++++ PROVIDED RECORDS

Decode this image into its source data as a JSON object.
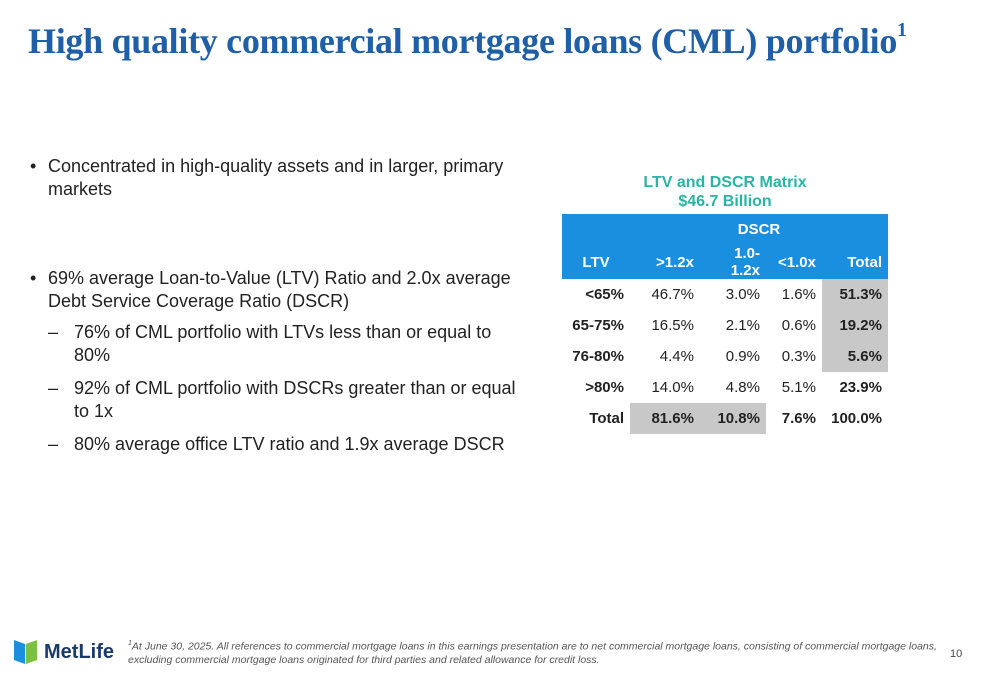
{
  "slide": {
    "title": "High quality commercial mortgage loans (CML) portfolio",
    "title_sup": "1",
    "page_number": "10"
  },
  "bullets": {
    "b1": "Concentrated in high-quality assets and in larger, primary markets",
    "b2": "69% average Loan-to-Value (LTV) Ratio and 2.0x average Debt Service Coverage Ratio (DSCR)",
    "subs": [
      "76% of CML portfolio with LTVs less than or equal to 80%",
      "92% of CML portfolio with DSCRs greater than or equal to 1x",
      "80% average office LTV ratio and 1.9x average DSCR"
    ]
  },
  "matrix": {
    "title_line1": "LTV and DSCR Matrix",
    "title_line2": "$46.7 Billion",
    "dscr_header": "DSCR",
    "columns": [
      "LTV",
      ">1.2x",
      "1.0-1.2x",
      "<1.0x",
      "Total"
    ],
    "rows": [
      {
        "ltv": "<65%",
        "v1": "46.7%",
        "v2": "3.0%",
        "v3": "1.6%",
        "total": "51.3%"
      },
      {
        "ltv": "65-75%",
        "v1": "16.5%",
        "v2": "2.1%",
        "v3": "0.6%",
        "total": "19.2%"
      },
      {
        "ltv": "76-80%",
        "v1": "4.4%",
        "v2": "0.9%",
        "v3": "0.3%",
        "total": "5.6%"
      },
      {
        "ltv": ">80%",
        "v1": "14.0%",
        "v2": "4.8%",
        "v3": "5.1%",
        "total": "23.9%"
      },
      {
        "ltv": "Total",
        "v1": "81.6%",
        "v2": "10.8%",
        "v3": "7.6%",
        "total": "100.0%"
      }
    ]
  },
  "footer": {
    "logo_text": "MetLife",
    "footnote_sup": "1",
    "footnote": "At June 30, 2025. All references to commercial mortgage loans in this earnings presentation are to net commercial mortgage loans, consisting of commercial mortgage loans, excluding commercial mortgage loans originated for third parties and related allowance for credit loss."
  },
  "colors": {
    "title": "#1f5fa8",
    "matrix_title": "#2bb3a3",
    "table_header": "#1a8fe0",
    "shade": "#c8c8c8"
  }
}
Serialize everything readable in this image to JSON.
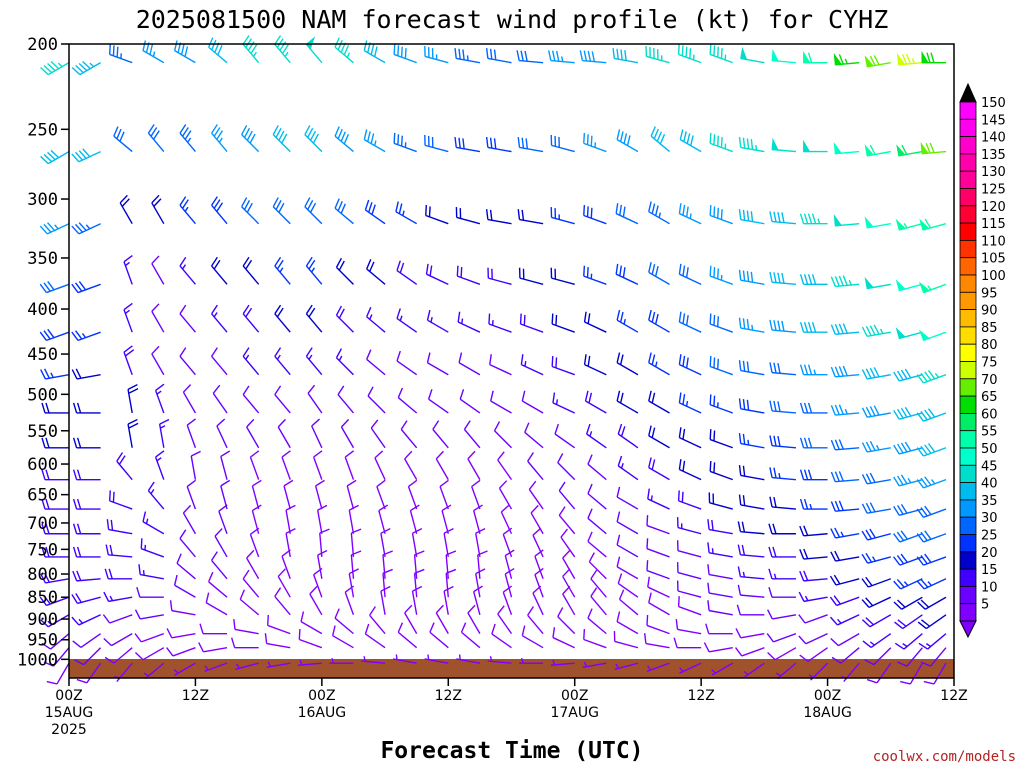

++++++++

-- EXERCISE OBJECTIVE --
Set every line down exactly as written, leaving each picture out.

-- EXERCISE SOLUTION --
Decode this image into its source data as a JSON object.
{
  "slide": {
    "title": "High quality commercial mortgage loans (CML) portfolio",
    "title_sup": "1",
    "page_number": "10"
  },
  "bullets": {
    "b1": "Concentrated in high-quality assets and in larger, primary markets",
    "b2": "69% average Loan-to-Value (LTV) Ratio and 2.0x average Debt Service Coverage Ratio (DSCR)",
    "subs": [
      "76% of CML portfolio with LTVs less than or equal to 80%",
      "92% of CML portfolio with DSCRs greater than or equal to 1x",
      "80% average office LTV ratio and 1.9x average DSCR"
    ]
  },
  "matrix": {
    "title_line1": "LTV and DSCR Matrix",
    "title_line2": "$46.7 Billion",
    "dscr_header": "DSCR",
    "columns": [
      "LTV",
      ">1.2x",
      "1.0-1.2x",
      "<1.0x",
      "Total"
    ],
    "rows": [
      {
        "ltv": "<65%",
        "v1": "46.7%",
        "v2": "3.0%",
        "v3": "1.6%",
        "total": "51.3%"
      },
      {
        "ltv": "65-75%",
        "v1": "16.5%",
        "v2": "2.1%",
        "v3": "0.6%",
        "total": "19.2%"
      },
      {
        "ltv": "76-80%",
        "v1": "4.4%",
        "v2": "0.9%",
        "v3": "0.3%",
        "total": "5.6%"
      },
      {
        "ltv": ">80%",
        "v1": "14.0%",
        "v2": "4.8%",
        "v3": "5.1%",
        "total": "23.9%"
      },
      {
        "ltv": "Total",
        "v1": "81.6%",
        "v2": "10.8%",
        "v3": "7.6%",
        "total": "100.0%"
      }
    ]
  },
  "footer": {
    "logo_text": "MetLife",
    "footnote_sup": "1",
    "footnote": "At June 30, 2025. All references to commercial mortgage loans in this earnings presentation are to net commercial mortgage loans, consisting of commercial mortgage loans, excluding commercial mortgage loans originated for third parties and related allowance for credit loss."
  },
  "colors": {
    "title": "#1f5fa8",
    "matrix_title": "#2bb3a3",
    "table_header": "#1a8fe0",
    "shade": "#c8c8c8"
  }
}
Serialize everything readable in this image to JSON.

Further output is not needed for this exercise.